* [Work to do] All of the data needs to be repeated exactly.

* [Records supplied]
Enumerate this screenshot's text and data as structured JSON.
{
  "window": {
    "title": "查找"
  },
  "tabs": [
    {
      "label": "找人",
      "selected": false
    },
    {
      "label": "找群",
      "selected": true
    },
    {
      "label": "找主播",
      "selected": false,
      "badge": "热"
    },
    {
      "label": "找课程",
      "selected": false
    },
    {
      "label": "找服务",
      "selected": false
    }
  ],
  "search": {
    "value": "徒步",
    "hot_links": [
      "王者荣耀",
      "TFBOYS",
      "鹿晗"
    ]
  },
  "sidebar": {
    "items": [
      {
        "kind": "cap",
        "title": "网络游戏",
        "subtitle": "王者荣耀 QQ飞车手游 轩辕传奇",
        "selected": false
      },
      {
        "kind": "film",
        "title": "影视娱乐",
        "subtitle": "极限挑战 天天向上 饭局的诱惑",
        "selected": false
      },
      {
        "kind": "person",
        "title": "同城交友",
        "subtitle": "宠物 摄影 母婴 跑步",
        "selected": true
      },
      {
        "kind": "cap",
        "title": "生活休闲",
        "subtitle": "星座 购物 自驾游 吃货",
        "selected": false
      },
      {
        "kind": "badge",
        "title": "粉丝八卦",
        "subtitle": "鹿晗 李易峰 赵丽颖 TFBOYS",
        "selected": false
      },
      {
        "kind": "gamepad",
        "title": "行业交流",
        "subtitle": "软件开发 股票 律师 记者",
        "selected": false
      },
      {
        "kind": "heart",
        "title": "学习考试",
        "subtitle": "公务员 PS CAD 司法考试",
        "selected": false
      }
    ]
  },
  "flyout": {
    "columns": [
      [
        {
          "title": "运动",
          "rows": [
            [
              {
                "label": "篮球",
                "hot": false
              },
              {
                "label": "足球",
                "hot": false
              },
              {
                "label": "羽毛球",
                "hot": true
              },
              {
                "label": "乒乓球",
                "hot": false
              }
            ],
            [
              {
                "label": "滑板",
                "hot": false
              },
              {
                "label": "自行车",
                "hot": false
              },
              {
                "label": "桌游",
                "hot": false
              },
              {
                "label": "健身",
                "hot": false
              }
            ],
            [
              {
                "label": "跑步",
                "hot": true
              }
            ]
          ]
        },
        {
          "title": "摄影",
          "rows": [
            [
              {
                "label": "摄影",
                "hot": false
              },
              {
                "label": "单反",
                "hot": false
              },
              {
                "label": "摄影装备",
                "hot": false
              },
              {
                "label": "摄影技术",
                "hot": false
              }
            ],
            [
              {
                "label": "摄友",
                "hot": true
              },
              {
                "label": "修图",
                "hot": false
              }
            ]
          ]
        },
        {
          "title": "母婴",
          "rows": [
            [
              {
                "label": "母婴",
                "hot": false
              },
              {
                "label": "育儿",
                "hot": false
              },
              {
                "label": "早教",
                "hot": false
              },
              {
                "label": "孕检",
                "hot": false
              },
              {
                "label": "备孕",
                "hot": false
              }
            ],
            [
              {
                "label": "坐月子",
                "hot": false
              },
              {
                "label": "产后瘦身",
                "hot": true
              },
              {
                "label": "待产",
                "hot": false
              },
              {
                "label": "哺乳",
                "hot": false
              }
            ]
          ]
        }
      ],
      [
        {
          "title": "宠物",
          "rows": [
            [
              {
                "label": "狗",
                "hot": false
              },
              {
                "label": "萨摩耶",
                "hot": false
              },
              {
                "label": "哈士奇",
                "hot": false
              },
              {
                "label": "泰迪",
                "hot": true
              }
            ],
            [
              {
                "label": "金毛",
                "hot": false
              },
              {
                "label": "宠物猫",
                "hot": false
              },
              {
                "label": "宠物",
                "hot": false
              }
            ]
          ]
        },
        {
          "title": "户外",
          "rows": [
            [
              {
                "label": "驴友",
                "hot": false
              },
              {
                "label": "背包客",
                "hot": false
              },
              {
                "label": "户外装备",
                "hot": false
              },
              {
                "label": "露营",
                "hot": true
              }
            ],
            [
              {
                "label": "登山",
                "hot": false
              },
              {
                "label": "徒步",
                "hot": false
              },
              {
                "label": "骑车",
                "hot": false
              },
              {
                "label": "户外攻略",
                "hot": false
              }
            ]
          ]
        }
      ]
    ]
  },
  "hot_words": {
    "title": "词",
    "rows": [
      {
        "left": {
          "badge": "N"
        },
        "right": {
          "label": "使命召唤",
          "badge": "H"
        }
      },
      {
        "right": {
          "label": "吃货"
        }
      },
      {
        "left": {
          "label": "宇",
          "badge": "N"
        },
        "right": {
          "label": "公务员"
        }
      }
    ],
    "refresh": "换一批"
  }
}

* [Result of the task]
Enumerate this screenshot's text and data as structured JSON.
{
  "window": {
    "title": "查找"
  },
  "tabs": [
    {
      "label": "找人",
      "selected": false
    },
    {
      "label": "找群",
      "selected": true
    },
    {
      "label": "找主播",
      "selected": false,
      "badge": "热"
    },
    {
      "label": "找课程",
      "selected": false
    },
    {
      "label": "找服务",
      "selected": false
    }
  ],
  "search": {
    "value": "徒步",
    "hot_links": [
      "王者荣耀",
      "TFBOYS",
      "鹿晗"
    ]
  },
  "sidebar": {
    "items": [
      {
        "kind": "cap",
        "title": "网络游戏",
        "subtitle": "王者荣耀 QQ飞车手游 轩辕传奇",
        "selected": false
      },
      {
        "kind": "film",
        "title": "影视娱乐",
        "subtitle": "极限挑战 天天向上 饭局的诱惑",
        "selected": false
      },
      {
        "kind": "person",
        "title": "同城交友",
        "subtitle": "宠物 摄影 母婴 跑步",
        "selected": true
      },
      {
        "kind": "cap",
        "title": "生活休闲",
        "subtitle": "星座 购物 自驾游 吃货",
        "selected": false
      },
      {
        "kind": "badge",
        "title": "粉丝八卦",
        "subtitle": "鹿晗 李易峰 赵丽颖 TFBOYS",
        "selected": false
      },
      {
        "kind": "gamepad",
        "title": "行业交流",
        "subtitle": "软件开发 股票 律师 记者",
        "selected": false
      },
      {
        "kind": "heart",
        "title": "学习考试",
        "subtitle": "公务员 PS CAD 司法考试",
        "selected": false
      }
    ]
  },
  "flyout": {
    "columns": [
      [
        {
          "title": "运动",
          "rows": [
            [
              {
                "label": "篮球",
                "hot": false
              },
              {
                "label": "足球",
                "hot": false
              },
              {
                "label": "羽毛球",
                "hot": true
              },
              {
                "label": "乒乓球",
                "hot": false
              }
            ],
            [
              {
                "label": "滑板",
                "hot": false
              },
              {
                "label": "自行车",
                "hot": false
              },
              {
                "label": "桌游",
                "hot": false
              },
              {
                "label": "健身",
                "hot": false
              }
            ],
            [
              {
                "label": "跑步",
                "hot": true
              }
            ]
          ]
        },
        {
          "title": "摄影",
          "rows": [
            [
              {
                "label": "摄影",
                "hot": false
              },
              {
                "label": "单反",
                "hot": false
              },
              {
                "label": "摄影装备",
                "hot": false
              },
              {
                "label": "摄影技术",
                "hot": false
              }
            ],
            [
              {
                "label": "摄友",
                "hot": true
              },
              {
                "label": "修图",
                "hot": false
              }
            ]
          ]
        },
        {
          "title": "母婴",
          "rows": [
            [
              {
                "label": "母婴",
                "hot": false
              },
              {
                "label": "育儿",
                "hot": false
              },
              {
                "label": "早教",
                "hot": false
              },
              {
                "label": "孕检",
                "hot": false
              },
              {
                "label": "备孕",
                "hot": false
              }
            ],
            [
              {
                "label": "坐月子",
                "hot": false
              },
              {
                "label": "产后瘦身",
                "hot": true
              },
              {
                "label": "待产",
                "hot": false
              },
              {
                "label": "哺乳",
                "hot": false
              }
            ]
          ]
        }
      ],
      [
        {
          "title": "宠物",
          "rows": [
            [
              {
                "label": "狗",
                "hot": false
              },
              {
                "label": "萨摩耶",
                "hot": false
              },
              {
                "label": "哈士奇",
                "hot": false
              },
              {
                "label": "泰迪",
                "hot": true
              }
            ],
            [
              {
                "label": "金毛",
                "hot": false
              },
              {
                "label": "宠物猫",
                "hot": false
              },
              {
                "label": "宠物",
                "hot": false
              }
            ]
          ]
        },
        {
          "title": "户外",
          "rows": [
            [
              {
                "label": "驴友",
                "hot": false
              },
              {
                "label": "背包客",
                "hot": false
              },
              {
                "label": "户外装备",
                "hot": false
              },
              {
                "label": "露营",
                "hot": true
              }
            ],
            [
              {
                "label": "登山",
                "hot": false
              },
              {
                "label": "徒步",
                "hot": false
              },
              {
                "label": "骑车",
                "hot": false
              },
              {
                "label": "户外攻略",
                "hot": false
              }
            ]
          ]
        }
      ]
    ]
  },
  "hot_words": {
    "title": "词",
    "rows": [
      {
        "left": {
          "badge": "N"
        },
        "right": {
          "label": "使命召唤",
          "badge": "H"
        }
      },
      {
        "right": {
          "label": "吃货"
        }
      },
      {
        "left": {
          "label": "宇",
          "badge": "N"
        },
        "right": {
          "label": "公务员"
        }
      }
    ],
    "refresh": "换一批"
  }
}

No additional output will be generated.